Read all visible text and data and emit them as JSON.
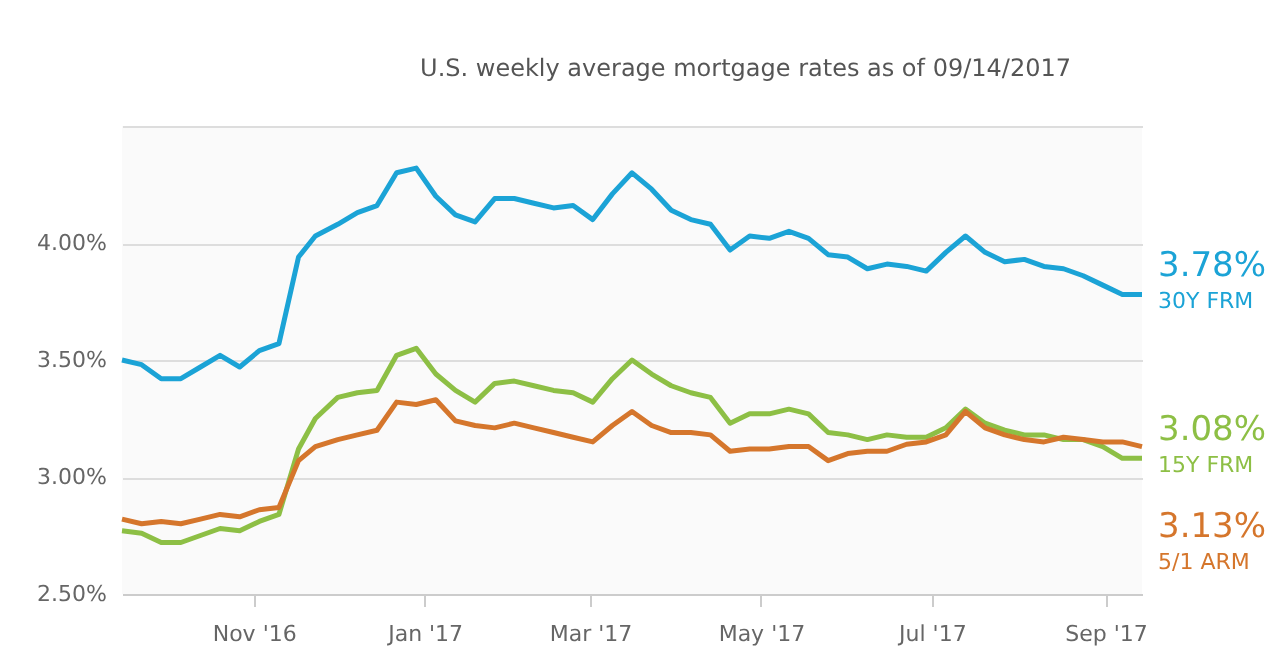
{
  "chart_data": {
    "type": "line",
    "subtitle": "U.S. weekly average mortgage rates as of 09/14/2017",
    "x": [
      "2016-09-15",
      "2016-09-22",
      "2016-09-29",
      "2016-10-06",
      "2016-10-13",
      "2016-10-20",
      "2016-10-27",
      "2016-11-03",
      "2016-11-10",
      "2016-11-17",
      "2016-11-23",
      "2016-12-01",
      "2016-12-08",
      "2016-12-15",
      "2016-12-22",
      "2016-12-29",
      "2017-01-05",
      "2017-01-12",
      "2017-01-19",
      "2017-01-26",
      "2017-02-02",
      "2017-02-09",
      "2017-02-16",
      "2017-02-23",
      "2017-03-02",
      "2017-03-09",
      "2017-03-16",
      "2017-03-23",
      "2017-03-30",
      "2017-04-06",
      "2017-04-13",
      "2017-04-20",
      "2017-04-27",
      "2017-05-04",
      "2017-05-11",
      "2017-05-18",
      "2017-05-25",
      "2017-06-01",
      "2017-06-08",
      "2017-06-15",
      "2017-06-22",
      "2017-06-29",
      "2017-07-06",
      "2017-07-13",
      "2017-07-20",
      "2017-07-27",
      "2017-08-03",
      "2017-08-10",
      "2017-08-17",
      "2017-08-24",
      "2017-08-31",
      "2017-09-07",
      "2017-09-14"
    ],
    "series": [
      {
        "name": "30Y FRM",
        "color": "#1ba3d6",
        "values": [
          3.5,
          3.48,
          3.42,
          3.42,
          3.47,
          3.52,
          3.47,
          3.54,
          3.57,
          3.94,
          4.03,
          4.08,
          4.13,
          4.16,
          4.3,
          4.32,
          4.2,
          4.12,
          4.09,
          4.19,
          4.19,
          4.17,
          4.15,
          4.16,
          4.1,
          4.21,
          4.3,
          4.23,
          4.14,
          4.1,
          4.08,
          3.97,
          4.03,
          4.02,
          4.05,
          4.02,
          3.95,
          3.94,
          3.89,
          3.91,
          3.9,
          3.88,
          3.96,
          4.03,
          3.96,
          3.92,
          3.93,
          3.9,
          3.89,
          3.86,
          3.82,
          3.78,
          3.78
        ],
        "value_labels": [
          null,
          null,
          null,
          null,
          null,
          null,
          null,
          null,
          null,
          null,
          null,
          null,
          null,
          null,
          null,
          null,
          null,
          null,
          null,
          null,
          null,
          null,
          null,
          null,
          null,
          null,
          null,
          null,
          null,
          null,
          null,
          null,
          null,
          null,
          null,
          null,
          null,
          null,
          null,
          null,
          null,
          null,
          null,
          null,
          null,
          null,
          null,
          null,
          null,
          null,
          null,
          null,
          "3.78%"
        ]
      },
      {
        "name": "15Y FRM",
        "color": "#8dbf45",
        "values": [
          2.77,
          2.76,
          2.72,
          2.72,
          2.75,
          2.78,
          2.77,
          2.81,
          2.84,
          3.12,
          3.25,
          3.34,
          3.36,
          3.37,
          3.52,
          3.55,
          3.44,
          3.37,
          3.32,
          3.4,
          3.41,
          3.39,
          3.37,
          3.36,
          3.32,
          3.42,
          3.5,
          3.44,
          3.39,
          3.36,
          3.34,
          3.23,
          3.27,
          3.27,
          3.29,
          3.27,
          3.19,
          3.18,
          3.16,
          3.18,
          3.17,
          3.17,
          3.21,
          3.29,
          3.23,
          3.2,
          3.18,
          3.18,
          3.16,
          3.16,
          3.13,
          3.08,
          3.08
        ],
        "value_labels": [
          null,
          null,
          null,
          null,
          null,
          null,
          null,
          null,
          null,
          null,
          null,
          null,
          null,
          null,
          null,
          null,
          null,
          null,
          null,
          null,
          null,
          null,
          null,
          null,
          null,
          null,
          null,
          null,
          null,
          null,
          null,
          null,
          null,
          null,
          null,
          null,
          null,
          null,
          null,
          null,
          null,
          null,
          null,
          null,
          null,
          null,
          null,
          null,
          null,
          null,
          null,
          null,
          "3.08%"
        ]
      },
      {
        "name": "5/1 ARM",
        "color": "#d5762c",
        "values": [
          2.82,
          2.8,
          2.81,
          2.8,
          2.82,
          2.84,
          2.83,
          2.86,
          2.87,
          3.07,
          3.13,
          3.16,
          3.18,
          3.2,
          3.32,
          3.31,
          3.33,
          3.24,
          3.22,
          3.21,
          3.23,
          3.21,
          3.19,
          3.17,
          3.15,
          3.22,
          3.28,
          3.22,
          3.19,
          3.19,
          3.18,
          3.11,
          3.12,
          3.12,
          3.13,
          3.13,
          3.07,
          3.1,
          3.11,
          3.11,
          3.14,
          3.15,
          3.18,
          3.28,
          3.21,
          3.18,
          3.16,
          3.15,
          3.17,
          3.16,
          3.15,
          3.15,
          3.13
        ],
        "value_labels": [
          null,
          null,
          null,
          null,
          null,
          null,
          null,
          null,
          null,
          null,
          null,
          null,
          null,
          null,
          null,
          null,
          null,
          null,
          null,
          null,
          null,
          null,
          null,
          null,
          null,
          null,
          null,
          null,
          null,
          null,
          null,
          null,
          null,
          null,
          null,
          null,
          null,
          null,
          null,
          null,
          null,
          null,
          null,
          null,
          null,
          null,
          null,
          null,
          null,
          null,
          null,
          null,
          "3.13%"
        ]
      }
    ],
    "xlim": [
      "2016-09-15",
      "2017-09-14"
    ],
    "xticks": [
      {
        "value": "2016-11-01",
        "label": "Nov '16"
      },
      {
        "value": "2017-01-01",
        "label": "Jan '17"
      },
      {
        "value": "2017-03-01",
        "label": "Mar '17"
      },
      {
        "value": "2017-05-01",
        "label": "May '17"
      },
      {
        "value": "2017-07-01",
        "label": "Jul '17"
      },
      {
        "value": "2017-09-01",
        "label": "Sep '17"
      }
    ],
    "ylim": [
      2.5,
      4.5
    ],
    "yticks": [
      {
        "value": 2.5,
        "label": "2.50%"
      },
      {
        "value": 3.0,
        "label": "3.00%"
      },
      {
        "value": 3.5,
        "label": "3.50%"
      },
      {
        "value": 4.0,
        "label": "4.00%"
      },
      {
        "value": 4.5,
        "label": null
      }
    ],
    "grid": "y",
    "legend": false,
    "marker": "none",
    "line_style": "solid"
  }
}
§ §
#### The problem:
Look over the listing above. Pick out and copy every line that includes "color".

#### Solution below:
        "color": "#1ba3d6",
        "color": "#8dbf45",
        "color": "#d5762c",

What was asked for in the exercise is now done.